Data entries
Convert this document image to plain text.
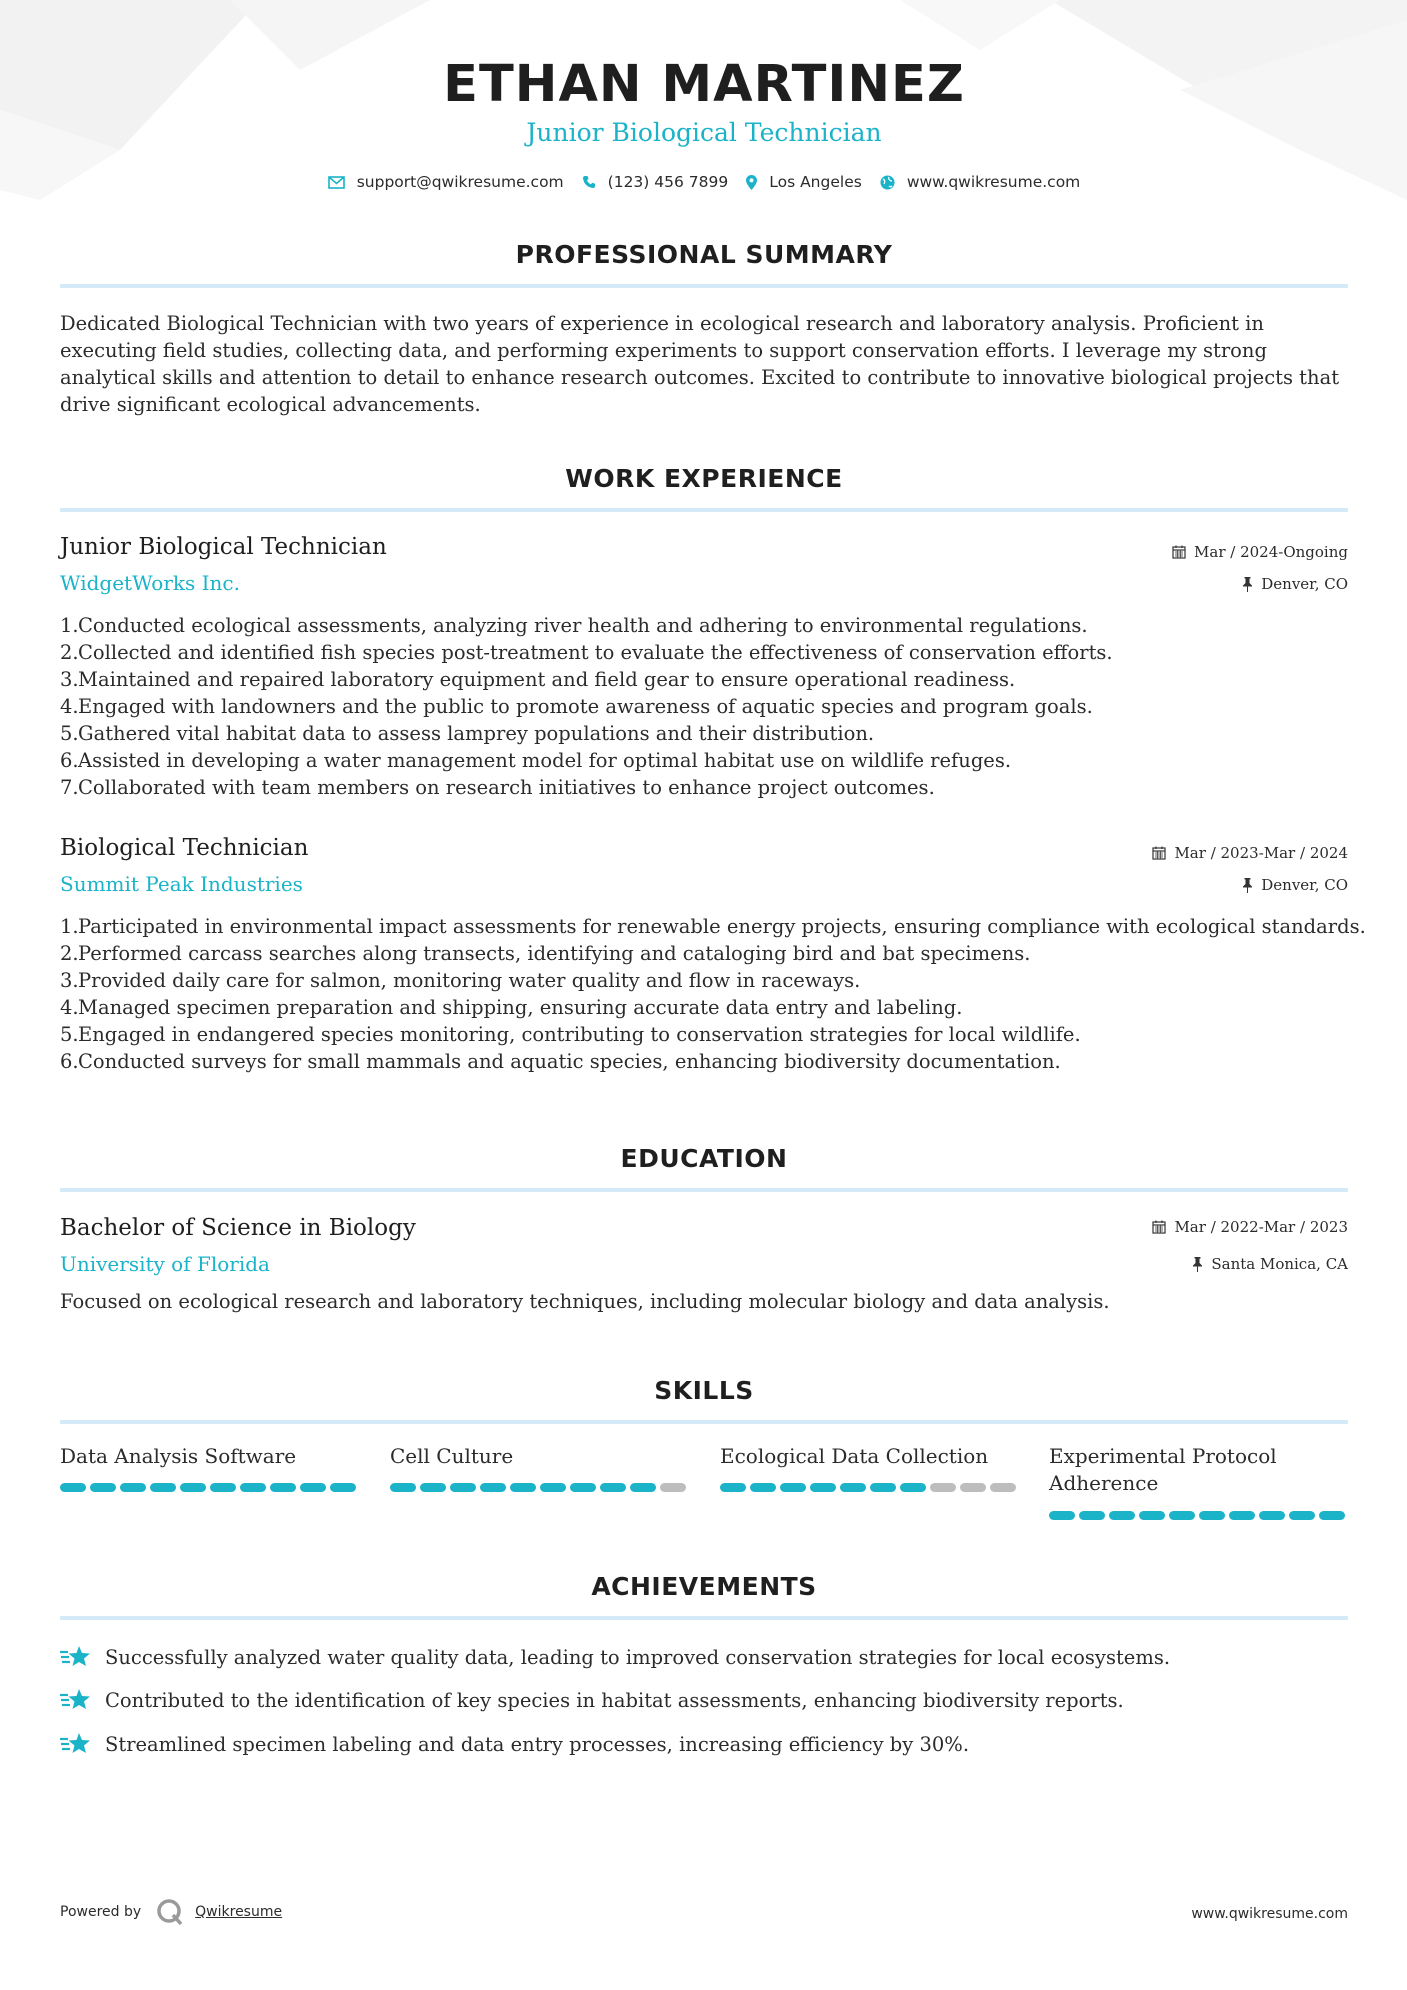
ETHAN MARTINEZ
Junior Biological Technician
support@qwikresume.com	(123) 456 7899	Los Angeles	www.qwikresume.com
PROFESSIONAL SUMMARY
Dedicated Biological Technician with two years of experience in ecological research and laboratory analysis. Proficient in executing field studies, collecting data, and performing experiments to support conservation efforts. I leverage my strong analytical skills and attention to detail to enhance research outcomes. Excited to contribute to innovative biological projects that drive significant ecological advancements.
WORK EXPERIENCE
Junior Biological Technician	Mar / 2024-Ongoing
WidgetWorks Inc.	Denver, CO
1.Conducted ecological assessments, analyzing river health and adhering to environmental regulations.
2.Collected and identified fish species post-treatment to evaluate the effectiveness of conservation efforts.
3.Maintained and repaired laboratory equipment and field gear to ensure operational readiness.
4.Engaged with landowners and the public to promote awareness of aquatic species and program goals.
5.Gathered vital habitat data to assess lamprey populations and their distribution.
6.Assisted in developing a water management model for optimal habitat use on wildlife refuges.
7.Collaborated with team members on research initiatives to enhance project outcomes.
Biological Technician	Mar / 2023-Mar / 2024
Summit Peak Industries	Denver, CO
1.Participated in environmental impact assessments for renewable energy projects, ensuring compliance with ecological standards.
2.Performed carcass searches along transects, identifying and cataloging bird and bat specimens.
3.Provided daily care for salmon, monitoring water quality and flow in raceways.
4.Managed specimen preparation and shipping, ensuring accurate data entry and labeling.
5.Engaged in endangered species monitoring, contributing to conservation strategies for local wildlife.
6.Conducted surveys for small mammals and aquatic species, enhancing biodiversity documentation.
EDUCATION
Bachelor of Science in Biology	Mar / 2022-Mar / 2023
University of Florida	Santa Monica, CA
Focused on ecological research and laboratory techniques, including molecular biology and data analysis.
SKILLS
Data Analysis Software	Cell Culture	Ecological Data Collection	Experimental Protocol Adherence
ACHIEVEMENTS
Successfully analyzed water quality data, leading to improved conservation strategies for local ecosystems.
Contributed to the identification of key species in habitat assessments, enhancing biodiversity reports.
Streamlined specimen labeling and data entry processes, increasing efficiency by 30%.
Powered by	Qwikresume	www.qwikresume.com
* * *
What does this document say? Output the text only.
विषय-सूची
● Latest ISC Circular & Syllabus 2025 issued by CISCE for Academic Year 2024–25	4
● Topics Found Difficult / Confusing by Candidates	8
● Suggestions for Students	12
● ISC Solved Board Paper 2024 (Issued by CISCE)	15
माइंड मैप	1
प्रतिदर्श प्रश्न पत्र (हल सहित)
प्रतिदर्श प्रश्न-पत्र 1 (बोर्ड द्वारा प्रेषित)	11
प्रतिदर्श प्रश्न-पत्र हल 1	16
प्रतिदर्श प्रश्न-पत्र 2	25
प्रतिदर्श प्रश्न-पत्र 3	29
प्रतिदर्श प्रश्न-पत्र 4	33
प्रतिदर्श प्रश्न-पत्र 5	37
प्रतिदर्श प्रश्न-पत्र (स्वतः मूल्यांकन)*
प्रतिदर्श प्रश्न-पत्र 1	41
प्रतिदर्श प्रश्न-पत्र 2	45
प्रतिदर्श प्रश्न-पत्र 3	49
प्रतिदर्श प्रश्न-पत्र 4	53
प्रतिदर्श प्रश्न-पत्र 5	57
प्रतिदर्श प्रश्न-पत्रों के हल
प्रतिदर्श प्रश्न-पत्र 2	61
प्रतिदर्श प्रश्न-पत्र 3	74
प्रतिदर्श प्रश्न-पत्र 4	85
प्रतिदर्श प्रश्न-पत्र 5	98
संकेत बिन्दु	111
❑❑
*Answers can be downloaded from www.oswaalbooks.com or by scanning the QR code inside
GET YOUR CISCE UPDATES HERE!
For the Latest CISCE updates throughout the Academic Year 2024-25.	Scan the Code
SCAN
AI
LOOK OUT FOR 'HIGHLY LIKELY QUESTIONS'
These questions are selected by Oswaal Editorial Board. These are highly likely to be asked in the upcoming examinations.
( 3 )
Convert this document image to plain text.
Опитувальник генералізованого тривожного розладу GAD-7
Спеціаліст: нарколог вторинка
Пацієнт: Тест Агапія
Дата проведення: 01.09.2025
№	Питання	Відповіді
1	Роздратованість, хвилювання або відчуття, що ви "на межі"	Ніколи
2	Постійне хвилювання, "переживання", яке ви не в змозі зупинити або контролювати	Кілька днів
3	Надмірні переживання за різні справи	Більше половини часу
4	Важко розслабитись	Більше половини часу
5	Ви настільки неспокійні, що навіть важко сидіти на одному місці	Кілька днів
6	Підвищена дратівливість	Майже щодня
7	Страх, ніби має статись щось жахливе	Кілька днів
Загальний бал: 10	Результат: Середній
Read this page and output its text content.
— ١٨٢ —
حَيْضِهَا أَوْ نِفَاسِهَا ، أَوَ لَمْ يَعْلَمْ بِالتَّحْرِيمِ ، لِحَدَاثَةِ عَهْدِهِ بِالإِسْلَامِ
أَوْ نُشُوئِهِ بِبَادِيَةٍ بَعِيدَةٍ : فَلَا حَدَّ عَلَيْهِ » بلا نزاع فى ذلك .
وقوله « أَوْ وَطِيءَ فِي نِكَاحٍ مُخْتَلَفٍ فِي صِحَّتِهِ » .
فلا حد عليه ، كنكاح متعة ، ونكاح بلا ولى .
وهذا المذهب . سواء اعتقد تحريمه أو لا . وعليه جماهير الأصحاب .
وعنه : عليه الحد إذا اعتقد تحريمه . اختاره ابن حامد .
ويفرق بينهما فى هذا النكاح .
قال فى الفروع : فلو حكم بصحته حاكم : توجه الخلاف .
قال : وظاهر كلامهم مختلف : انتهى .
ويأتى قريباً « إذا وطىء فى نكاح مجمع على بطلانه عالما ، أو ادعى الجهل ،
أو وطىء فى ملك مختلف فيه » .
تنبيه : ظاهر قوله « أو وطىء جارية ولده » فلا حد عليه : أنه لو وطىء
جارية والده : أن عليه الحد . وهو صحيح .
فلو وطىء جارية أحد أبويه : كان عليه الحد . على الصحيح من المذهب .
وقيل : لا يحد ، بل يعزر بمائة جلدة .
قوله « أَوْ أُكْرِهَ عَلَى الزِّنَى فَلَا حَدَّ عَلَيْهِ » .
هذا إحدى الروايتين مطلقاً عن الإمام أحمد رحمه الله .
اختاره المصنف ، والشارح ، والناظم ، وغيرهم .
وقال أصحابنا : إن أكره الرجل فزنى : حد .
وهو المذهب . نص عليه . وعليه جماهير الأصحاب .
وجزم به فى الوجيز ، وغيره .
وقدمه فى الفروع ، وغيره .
--
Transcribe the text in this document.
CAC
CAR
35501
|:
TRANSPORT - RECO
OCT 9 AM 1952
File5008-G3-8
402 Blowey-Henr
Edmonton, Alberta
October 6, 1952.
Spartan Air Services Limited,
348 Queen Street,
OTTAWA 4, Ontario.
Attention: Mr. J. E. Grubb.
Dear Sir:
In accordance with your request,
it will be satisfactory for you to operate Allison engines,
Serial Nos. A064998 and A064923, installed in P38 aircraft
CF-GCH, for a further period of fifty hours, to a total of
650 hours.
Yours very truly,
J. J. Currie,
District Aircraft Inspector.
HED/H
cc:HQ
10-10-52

WHAT THE TASK REQUIRES:
Gather each line of the records holding the string "الحد".

FINISHED ANSWER:
وعنه : عليه الحد إذا اعتقد تحريمه . اختاره ابن حامد .
جارية والده : أن عليه الحد . وهو صحيح .
فلو وطىء جارية أحد أبويه : كان عليه الحد . على الصحيح من المذهب .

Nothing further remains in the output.